**TASK DIRECTIONS:** Give the entries again, word for word.

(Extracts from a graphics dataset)
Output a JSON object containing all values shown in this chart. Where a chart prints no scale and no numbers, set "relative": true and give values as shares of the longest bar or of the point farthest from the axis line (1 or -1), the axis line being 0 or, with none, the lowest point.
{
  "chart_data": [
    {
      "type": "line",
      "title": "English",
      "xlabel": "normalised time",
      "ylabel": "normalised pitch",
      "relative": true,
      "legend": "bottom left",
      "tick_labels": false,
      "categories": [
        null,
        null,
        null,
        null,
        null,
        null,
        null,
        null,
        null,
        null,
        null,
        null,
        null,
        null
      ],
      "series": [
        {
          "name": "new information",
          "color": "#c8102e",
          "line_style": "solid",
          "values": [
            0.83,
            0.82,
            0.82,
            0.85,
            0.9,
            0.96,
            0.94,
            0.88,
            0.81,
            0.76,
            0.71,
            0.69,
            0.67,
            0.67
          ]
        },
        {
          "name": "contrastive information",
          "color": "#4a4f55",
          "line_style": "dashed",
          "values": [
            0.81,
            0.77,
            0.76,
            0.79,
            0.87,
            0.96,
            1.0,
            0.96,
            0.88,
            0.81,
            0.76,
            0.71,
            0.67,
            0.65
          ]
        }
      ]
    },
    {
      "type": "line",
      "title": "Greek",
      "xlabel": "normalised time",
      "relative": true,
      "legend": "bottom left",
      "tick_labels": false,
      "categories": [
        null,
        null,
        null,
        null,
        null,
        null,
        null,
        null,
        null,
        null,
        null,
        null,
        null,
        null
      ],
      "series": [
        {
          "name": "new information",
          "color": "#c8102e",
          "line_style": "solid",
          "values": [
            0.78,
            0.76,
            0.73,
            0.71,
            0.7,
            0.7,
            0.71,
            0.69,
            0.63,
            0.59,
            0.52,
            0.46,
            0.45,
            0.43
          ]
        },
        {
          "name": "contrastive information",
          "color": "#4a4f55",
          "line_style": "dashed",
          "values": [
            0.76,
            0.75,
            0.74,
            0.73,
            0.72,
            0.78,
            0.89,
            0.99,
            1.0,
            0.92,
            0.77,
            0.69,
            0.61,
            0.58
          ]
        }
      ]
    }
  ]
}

**ANSWER IN FULL:**
Output a JSON object containing all values shown in this chart. Where a chart prints no scale and no numbers, set "relative": true and give values as shares of the longest bar or of the point farthest from the axis line (1 or -1), the axis line being 0 or, with none, the lowest point.
{
  "chart_data": [
    {
      "type": "line",
      "title": "English",
      "xlabel": "normalised time",
      "ylabel": "normalised pitch",
      "relative": true,
      "legend": "bottom left",
      "tick_labels": false,
      "categories": [
        null,
        null,
        null,
        null,
        null,
        null,
        null,
        null,
        null,
        null,
        null,
        null,
        null,
        null
      ],
      "series": [
        {
          "name": "new information",
          "color": "#c8102e",
          "line_style": "solid",
          "values": [
            0.83,
            0.82,
            0.82,
            0.85,
            0.9,
            0.96,
            0.94,
            0.88,
            0.81,
            0.76,
            0.71,
            0.69,
            0.67,
            0.67
          ]
        },
        {
          "name": "contrastive information",
          "color": "#4a4f55",
          "line_style": "dashed",
          "values": [
            0.81,
            0.77,
            0.76,
            0.79,
            0.87,
            0.96,
            1.0,
            0.96,
            0.88,
            0.81,
            0.76,
            0.71,
            0.67,
            0.65
          ]
        }
      ]
    },
    {
      "type": "line",
      "title": "Greek",
      "xlabel": "normalised time",
      "relative": true,
      "legend": "bottom left",
      "tick_labels": false,
      "categories": [
        null,
        null,
        null,
        null,
        null,
        null,
        null,
        null,
        null,
        null,
        null,
        null,
        null,
        null
      ],
      "series": [
        {
          "name": "new information",
          "color": "#c8102e",
          "line_style": "solid",
          "values": [
            0.78,
            0.76,
            0.73,
            0.71,
            0.7,
            0.7,
            0.71,
            0.69,
            0.63,
            0.59,
            0.52,
            0.46,
            0.45,
            0.43
          ]
        },
        {
          "name": "contrastive information",
          "color": "#4a4f55",
          "line_style": "dashed",
          "values": [
            0.76,
            0.75,
            0.74,
            0.73,
            0.72,
            0.78,
            0.89,
            0.99,
            1.0,
            0.92,
            0.77,
            0.69,
            0.61,
            0.58
          ]
        }
      ]
    }
  ]
}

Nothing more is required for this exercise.